Exercise directions:
Give every line from the entries that contains "fleet".

Given data:
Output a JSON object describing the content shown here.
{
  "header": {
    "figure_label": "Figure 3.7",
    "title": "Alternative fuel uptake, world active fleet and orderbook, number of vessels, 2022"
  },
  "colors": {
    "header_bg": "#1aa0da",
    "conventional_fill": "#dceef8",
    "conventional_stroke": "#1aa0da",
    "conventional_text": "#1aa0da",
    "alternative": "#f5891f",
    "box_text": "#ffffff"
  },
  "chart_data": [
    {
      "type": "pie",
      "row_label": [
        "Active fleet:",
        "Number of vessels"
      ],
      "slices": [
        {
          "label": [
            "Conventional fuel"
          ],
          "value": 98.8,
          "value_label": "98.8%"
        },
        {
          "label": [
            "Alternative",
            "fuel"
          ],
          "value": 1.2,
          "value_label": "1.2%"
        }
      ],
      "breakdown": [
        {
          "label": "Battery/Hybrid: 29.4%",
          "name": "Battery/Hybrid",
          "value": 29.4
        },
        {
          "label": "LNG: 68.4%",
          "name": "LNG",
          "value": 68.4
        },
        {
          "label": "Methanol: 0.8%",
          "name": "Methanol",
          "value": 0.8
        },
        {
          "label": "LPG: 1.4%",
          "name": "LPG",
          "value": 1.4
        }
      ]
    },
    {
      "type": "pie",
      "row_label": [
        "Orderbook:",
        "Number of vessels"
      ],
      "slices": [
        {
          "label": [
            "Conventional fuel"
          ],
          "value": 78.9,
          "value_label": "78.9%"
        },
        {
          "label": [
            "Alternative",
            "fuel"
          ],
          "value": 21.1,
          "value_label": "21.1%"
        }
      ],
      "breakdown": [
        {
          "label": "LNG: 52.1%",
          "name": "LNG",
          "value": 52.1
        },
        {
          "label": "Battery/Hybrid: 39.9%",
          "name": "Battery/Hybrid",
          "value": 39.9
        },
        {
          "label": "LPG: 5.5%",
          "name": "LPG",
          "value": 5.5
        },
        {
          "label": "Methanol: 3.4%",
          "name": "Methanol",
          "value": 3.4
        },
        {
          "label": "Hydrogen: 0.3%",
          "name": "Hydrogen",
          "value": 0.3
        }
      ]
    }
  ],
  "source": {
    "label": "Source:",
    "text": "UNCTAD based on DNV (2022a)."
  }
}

Solution below:
    "title": "Alternative fuel uptake, world active fleet and orderbook, number of vessels, 2022"
        "Active fleet:",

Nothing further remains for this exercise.